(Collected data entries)
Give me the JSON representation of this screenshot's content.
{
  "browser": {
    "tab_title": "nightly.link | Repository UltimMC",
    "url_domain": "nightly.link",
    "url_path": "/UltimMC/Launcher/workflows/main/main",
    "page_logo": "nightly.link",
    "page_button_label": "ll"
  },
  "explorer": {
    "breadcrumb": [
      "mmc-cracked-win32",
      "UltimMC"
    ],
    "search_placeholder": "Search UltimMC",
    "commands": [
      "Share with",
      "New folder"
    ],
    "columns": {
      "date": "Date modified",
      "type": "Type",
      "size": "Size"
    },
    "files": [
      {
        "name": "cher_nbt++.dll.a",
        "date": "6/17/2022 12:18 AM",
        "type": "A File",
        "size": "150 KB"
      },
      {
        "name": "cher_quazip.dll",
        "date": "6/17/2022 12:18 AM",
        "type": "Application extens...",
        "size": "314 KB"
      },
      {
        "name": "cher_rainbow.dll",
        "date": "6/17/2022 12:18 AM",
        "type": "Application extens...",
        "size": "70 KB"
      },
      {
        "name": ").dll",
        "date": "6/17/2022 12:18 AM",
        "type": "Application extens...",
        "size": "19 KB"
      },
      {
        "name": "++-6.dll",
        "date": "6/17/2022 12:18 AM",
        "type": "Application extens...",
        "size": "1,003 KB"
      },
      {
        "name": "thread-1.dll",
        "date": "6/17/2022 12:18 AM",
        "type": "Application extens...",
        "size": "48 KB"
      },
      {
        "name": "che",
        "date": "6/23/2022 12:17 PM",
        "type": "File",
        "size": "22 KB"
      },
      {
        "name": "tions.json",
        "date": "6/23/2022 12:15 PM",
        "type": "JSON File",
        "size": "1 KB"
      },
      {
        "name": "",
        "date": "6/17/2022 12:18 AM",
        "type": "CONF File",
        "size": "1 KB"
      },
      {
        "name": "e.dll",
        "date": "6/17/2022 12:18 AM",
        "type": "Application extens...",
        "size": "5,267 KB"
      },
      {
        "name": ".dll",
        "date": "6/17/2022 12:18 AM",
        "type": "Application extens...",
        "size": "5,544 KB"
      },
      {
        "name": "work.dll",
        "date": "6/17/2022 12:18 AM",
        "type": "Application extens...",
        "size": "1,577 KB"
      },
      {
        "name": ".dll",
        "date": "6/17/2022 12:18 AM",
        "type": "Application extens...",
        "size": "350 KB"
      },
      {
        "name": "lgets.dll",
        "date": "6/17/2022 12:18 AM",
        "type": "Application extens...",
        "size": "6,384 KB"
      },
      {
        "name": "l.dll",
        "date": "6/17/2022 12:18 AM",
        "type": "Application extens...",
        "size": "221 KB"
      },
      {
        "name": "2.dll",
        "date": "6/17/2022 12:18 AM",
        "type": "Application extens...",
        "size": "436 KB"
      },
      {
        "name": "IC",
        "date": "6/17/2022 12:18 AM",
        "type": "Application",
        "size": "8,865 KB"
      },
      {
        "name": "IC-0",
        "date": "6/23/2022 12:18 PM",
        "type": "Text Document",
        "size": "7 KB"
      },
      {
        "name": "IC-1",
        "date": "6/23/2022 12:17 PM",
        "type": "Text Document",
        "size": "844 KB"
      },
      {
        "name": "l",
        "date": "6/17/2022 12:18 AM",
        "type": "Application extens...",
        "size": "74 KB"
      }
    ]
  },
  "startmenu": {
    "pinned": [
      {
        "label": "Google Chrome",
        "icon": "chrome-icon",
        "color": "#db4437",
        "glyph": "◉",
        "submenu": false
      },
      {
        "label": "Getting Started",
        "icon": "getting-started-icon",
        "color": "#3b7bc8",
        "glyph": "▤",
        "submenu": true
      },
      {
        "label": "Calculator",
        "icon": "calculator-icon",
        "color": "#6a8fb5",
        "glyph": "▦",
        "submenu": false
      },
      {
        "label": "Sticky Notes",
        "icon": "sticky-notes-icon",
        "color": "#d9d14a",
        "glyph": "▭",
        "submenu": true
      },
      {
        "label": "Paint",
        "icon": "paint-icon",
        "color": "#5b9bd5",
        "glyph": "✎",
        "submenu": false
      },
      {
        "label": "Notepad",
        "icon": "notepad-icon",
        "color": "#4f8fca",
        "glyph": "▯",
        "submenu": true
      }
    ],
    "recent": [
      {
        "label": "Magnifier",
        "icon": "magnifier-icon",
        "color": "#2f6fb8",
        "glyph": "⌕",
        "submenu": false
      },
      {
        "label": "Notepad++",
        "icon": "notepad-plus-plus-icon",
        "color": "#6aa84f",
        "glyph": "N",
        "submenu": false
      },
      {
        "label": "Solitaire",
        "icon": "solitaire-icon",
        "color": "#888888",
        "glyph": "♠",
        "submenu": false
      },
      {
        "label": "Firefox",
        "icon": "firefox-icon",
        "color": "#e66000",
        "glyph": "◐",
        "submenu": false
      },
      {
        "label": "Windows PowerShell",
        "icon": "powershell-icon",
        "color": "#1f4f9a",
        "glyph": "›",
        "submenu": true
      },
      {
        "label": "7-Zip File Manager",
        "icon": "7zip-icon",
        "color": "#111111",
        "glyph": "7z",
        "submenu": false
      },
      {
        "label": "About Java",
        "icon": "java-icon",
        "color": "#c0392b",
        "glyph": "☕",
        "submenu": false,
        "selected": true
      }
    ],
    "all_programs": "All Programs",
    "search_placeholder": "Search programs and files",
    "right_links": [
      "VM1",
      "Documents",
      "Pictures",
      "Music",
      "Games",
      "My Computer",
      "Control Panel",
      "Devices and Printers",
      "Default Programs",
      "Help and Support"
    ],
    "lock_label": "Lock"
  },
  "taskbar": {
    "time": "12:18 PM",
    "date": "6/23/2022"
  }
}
...
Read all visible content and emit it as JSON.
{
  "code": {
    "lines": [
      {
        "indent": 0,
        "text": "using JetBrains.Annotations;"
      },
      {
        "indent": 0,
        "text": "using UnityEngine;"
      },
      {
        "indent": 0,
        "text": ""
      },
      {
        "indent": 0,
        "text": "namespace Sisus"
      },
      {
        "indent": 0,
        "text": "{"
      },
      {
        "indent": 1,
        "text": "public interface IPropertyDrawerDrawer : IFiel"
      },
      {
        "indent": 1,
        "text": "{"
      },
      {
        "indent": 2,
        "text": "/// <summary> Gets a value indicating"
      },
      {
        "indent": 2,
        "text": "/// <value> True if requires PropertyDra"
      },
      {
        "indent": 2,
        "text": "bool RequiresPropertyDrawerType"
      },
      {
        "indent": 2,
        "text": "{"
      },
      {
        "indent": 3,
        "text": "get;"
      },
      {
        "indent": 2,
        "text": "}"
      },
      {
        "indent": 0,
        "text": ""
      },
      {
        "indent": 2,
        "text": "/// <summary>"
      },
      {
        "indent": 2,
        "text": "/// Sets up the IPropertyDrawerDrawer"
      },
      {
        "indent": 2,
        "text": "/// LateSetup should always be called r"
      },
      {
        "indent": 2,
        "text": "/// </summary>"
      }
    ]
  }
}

#### Exercise requirements:
Identify the lines above with the word "value". Copy them.

#### Complete answer:
        "text": "/// <summary> Gets a value indicating"
        "text": "/// <value> True if requires PropertyDra"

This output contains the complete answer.